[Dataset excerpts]
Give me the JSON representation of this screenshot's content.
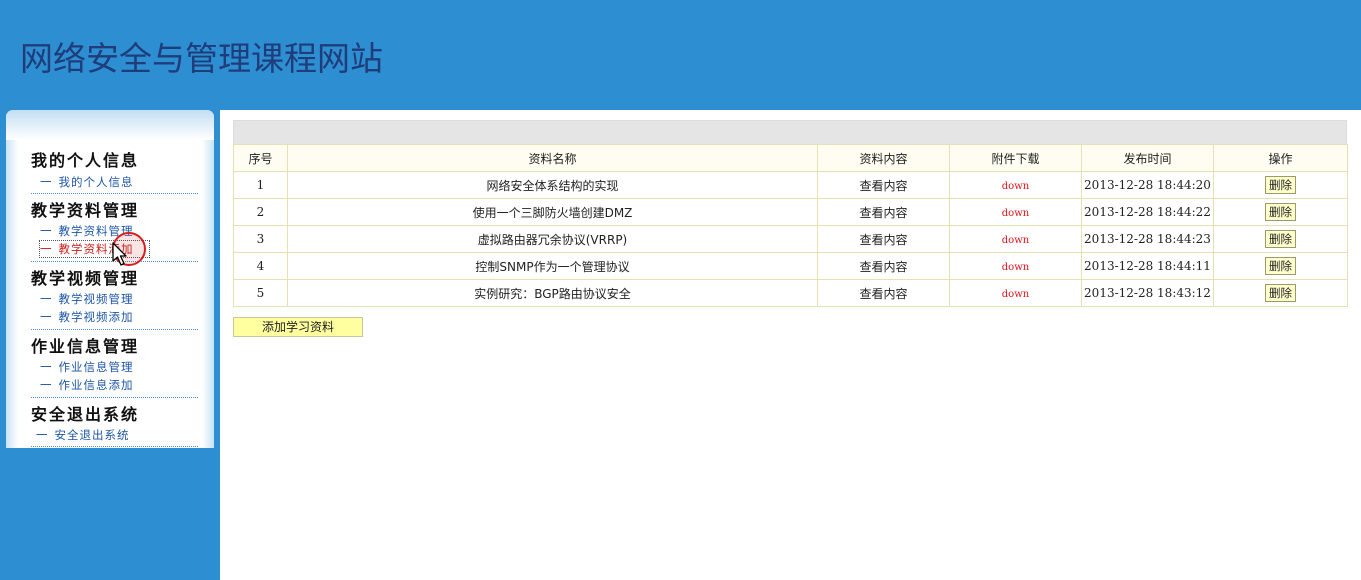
{
  "site": {
    "title": "网络安全与管理课程网站"
  },
  "sidebar": {
    "groups": [
      {
        "title": "我的个人信息",
        "links": [
          "我的个人信息"
        ]
      },
      {
        "title": "教学资料管理",
        "links": [
          "教学资料管理",
          "教学资料添加"
        ]
      },
      {
        "title": "教学视频管理",
        "links": [
          "教学视频管理",
          "教学视频添加"
        ]
      },
      {
        "title": "作业信息管理",
        "links": [
          "作业信息管理",
          "作业信息添加"
        ]
      },
      {
        "title": "安全退出系统",
        "links": [
          "安全退出系统"
        ]
      }
    ],
    "link_prefix": "一"
  },
  "table": {
    "headers": [
      "序号",
      "资料名称",
      "资料内容",
      "附件下载",
      "发布时间",
      "操作"
    ],
    "rows": [
      {
        "no": "1",
        "name": "网络安全体系结构的实现",
        "content": "查看内容",
        "download": "down",
        "time": "2013-12-28 18:44:20",
        "action": "删除"
      },
      {
        "no": "2",
        "name": "使用一个三脚防火墙创建DMZ",
        "content": "查看内容",
        "download": "down",
        "time": "2013-12-28 18:44:22",
        "action": "删除"
      },
      {
        "no": "3",
        "name": "虚拟路由器冗余协议(VRRP)",
        "content": "查看内容",
        "download": "down",
        "time": "2013-12-28 18:44:23",
        "action": "删除"
      },
      {
        "no": "4",
        "name": "控制SNMP作为一个管理协议",
        "content": "查看内容",
        "download": "down",
        "time": "2013-12-28 18:44:11",
        "action": "删除"
      },
      {
        "no": "5",
        "name": "实例研究：BGP路由协议安全",
        "content": "查看内容",
        "download": "down",
        "time": "2013-12-28 18:43:12",
        "action": "删除"
      }
    ]
  },
  "add_button": {
    "label": "添加学习资料"
  },
  "colors": {
    "header_bg": "#2d8fd2",
    "title": "#1f3d7a",
    "link": "#1d56a5",
    "active_link": "#c8201c",
    "download": "#e0141c",
    "button_bg": "#ffffcc"
  }
}
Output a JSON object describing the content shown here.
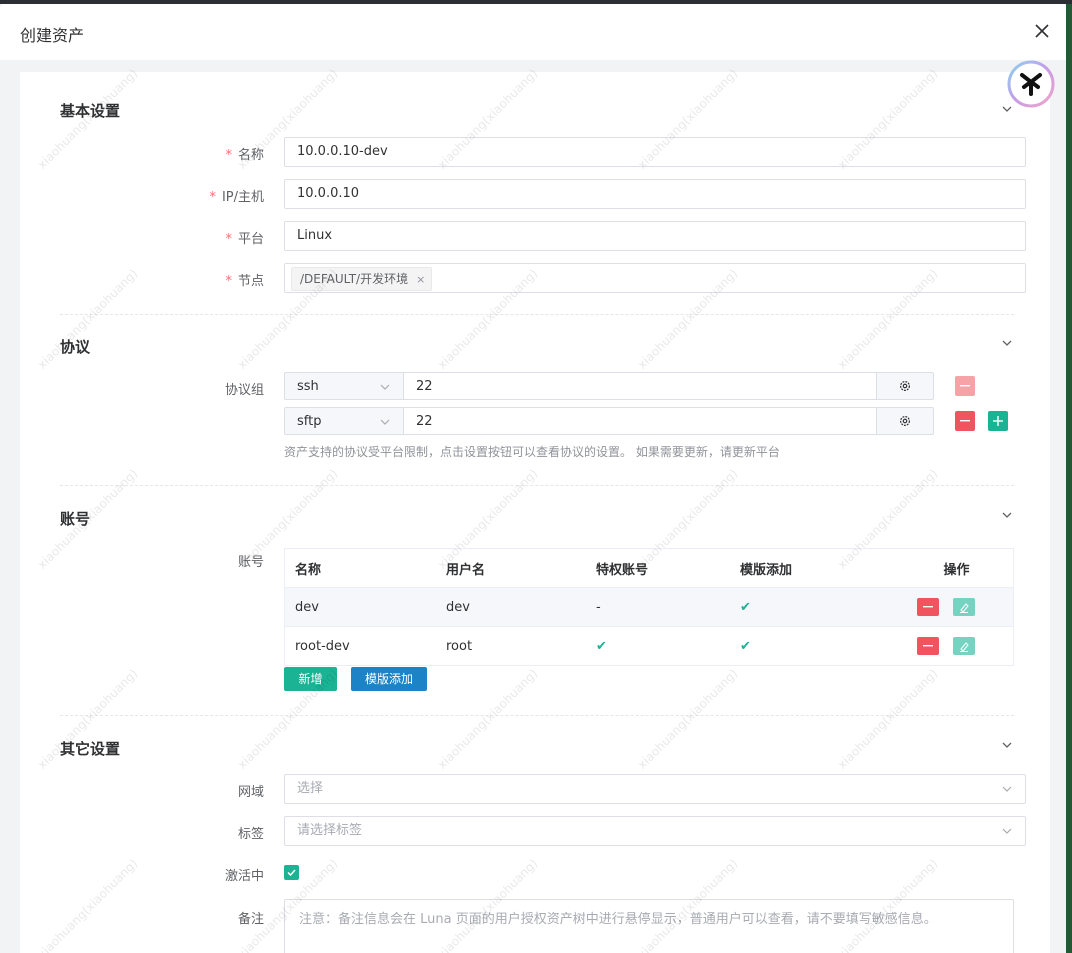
{
  "dialog": {
    "title": "创建资产"
  },
  "watermark": "xiaohuang(xiaohuang)",
  "basic": {
    "title": "基本设置",
    "name_label": "名称",
    "name_value": "10.0.0.10-dev",
    "ip_label": "IP/主机",
    "ip_value": "10.0.0.10",
    "platform_label": "平台",
    "platform_value": "Linux",
    "node_label": "节点",
    "node_tag": "/DEFAULT/开发环境",
    "node_tag_close": "×"
  },
  "protocol": {
    "title": "协议",
    "group_label": "协议组",
    "rows": [
      {
        "name": "ssh",
        "port": "22"
      },
      {
        "name": "sftp",
        "port": "22"
      }
    ],
    "hint": "资产支持的协议受平台限制，点击设置按钮可以查看协议的设置。 如果需要更新，请更新平台"
  },
  "accounts": {
    "title": "账号",
    "label": "账号",
    "columns": [
      "名称",
      "用户名",
      "特权账号",
      "模版添加",
      "操作"
    ],
    "rows": [
      {
        "name": "dev",
        "username": "dev",
        "privileged": "-"
      },
      {
        "name": "root-dev",
        "username": "root",
        "privileged": "✔"
      }
    ],
    "check": "✔",
    "add_button": "新增",
    "template_button": "模版添加"
  },
  "other": {
    "title": "其它设置",
    "domain_label": "网域",
    "domain_placeholder": "选择",
    "labels_label": "标签",
    "labels_placeholder": "请选择标签",
    "active_label": "激活中",
    "comment_label": "备注",
    "comment_placeholder": "注意：备注信息会在 Luna 页面的用户授权资产树中进行悬停显示，普通用户可以查看，请不要填写敏感信息。"
  },
  "colors": {
    "accent": "#1ab394",
    "danger": "#f0545e",
    "primary_blue": "#1c84c6"
  }
}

Goal of the exercise ▸ Reproduce all entries exactly. Pictures do not belong in the copy.

Expected answer ▸
Give me the JSON representation of this screenshot's content.
{
  "site": {
    "title": "网络安全与管理课程网站"
  },
  "sidebar": {
    "groups": [
      {
        "title": "我的个人信息",
        "links": [
          "我的个人信息"
        ]
      },
      {
        "title": "教学资料管理",
        "links": [
          "教学资料管理",
          "教学资料添加"
        ]
      },
      {
        "title": "教学视频管理",
        "links": [
          "教学视频管理",
          "教学视频添加"
        ]
      },
      {
        "title": "作业信息管理",
        "links": [
          "作业信息管理",
          "作业信息添加"
        ]
      },
      {
        "title": "安全退出系统",
        "links": [
          "安全退出系统"
        ]
      }
    ],
    "link_prefix": "一"
  },
  "table": {
    "headers": [
      "序号",
      "资料名称",
      "资料内容",
      "附件下载",
      "发布时间",
      "操作"
    ],
    "rows": [
      {
        "no": "1",
        "name": "网络安全体系结构的实现",
        "content": "查看内容",
        "download": "down",
        "time": "2013-12-28 18:44:20",
        "action": "删除"
      },
      {
        "no": "2",
        "name": "使用一个三脚防火墙创建DMZ",
        "content": "查看内容",
        "download": "down",
        "time": "2013-12-28 18:44:22",
        "action": "删除"
      },
      {
        "no": "3",
        "name": "虚拟路由器冗余协议(VRRP)",
        "content": "查看内容",
        "download": "down",
        "time": "2013-12-28 18:44:23",
        "action": "删除"
      },
      {
        "no": "4",
        "name": "控制SNMP作为一个管理协议",
        "content": "查看内容",
        "download": "down",
        "time": "2013-12-28 18:44:11",
        "action": "删除"
      },
      {
        "no": "5",
        "name": "实例研究：BGP路由协议安全",
        "content": "查看内容",
        "download": "down",
        "time": "2013-12-28 18:43:12",
        "action": "删除"
      }
    ]
  },
  "add_button": {
    "label": "添加学习资料"
  },
  "colors": {
    "header_bg": "#2d8fd2",
    "title": "#1f3d7a",
    "link": "#1d56a5",
    "active_link": "#c8201c",
    "download": "#e0141c",
    "button_bg": "#ffffcc"
  }
}
Output a JSON object describing the content shown here.
{
  "dialog": {
    "title": "创建资产"
  },
  "watermark": "xiaohuang(xiaohuang)",
  "basic": {
    "title": "基本设置",
    "name_label": "名称",
    "name_value": "10.0.0.10-dev",
    "ip_label": "IP/主机",
    "ip_value": "10.0.0.10",
    "platform_label": "平台",
    "platform_value": "Linux",
    "node_label": "节点",
    "node_tag": "/DEFAULT/开发环境",
    "node_tag_close": "×"
  },
  "protocol": {
    "title": "协议",
    "group_label": "协议组",
    "rows": [
      {
        "name": "ssh",
        "port": "22"
      },
      {
        "name": "sftp",
        "port": "22"
      }
    ],
    "hint": "资产支持的协议受平台限制，点击设置按钮可以查看协议的设置。 如果需要更新，请更新平台"
  },
  "accounts": {
    "title": "账号",
    "label": "账号",
    "columns": [
      "名称",
      "用户名",
      "特权账号",
      "模版添加",
      "操作"
    ],
    "rows": [
      {
        "name": "dev",
        "username": "dev",
        "privileged": "-"
      },
      {
        "name": "root-dev",
        "username": "root",
        "privileged": "✔"
      }
    ],
    "check": "✔",
    "add_button": "新增",
    "template_button": "模版添加"
  },
  "other": {
    "title": "其它设置",
    "domain_label": "网域",
    "domain_placeholder": "选择",
    "labels_label": "标签",
    "labels_placeholder": "请选择标签",
    "active_label": "激活中",
    "comment_label": "备注",
    "comment_placeholder": "注意：备注信息会在 Luna 页面的用户授权资产树中进行悬停显示，普通用户可以查看，请不要填写敏感信息。"
  },
  "colors": {
    "accent": "#1ab394",
    "danger": "#f0545e",
    "primary_blue": "#1c84c6"
  }
}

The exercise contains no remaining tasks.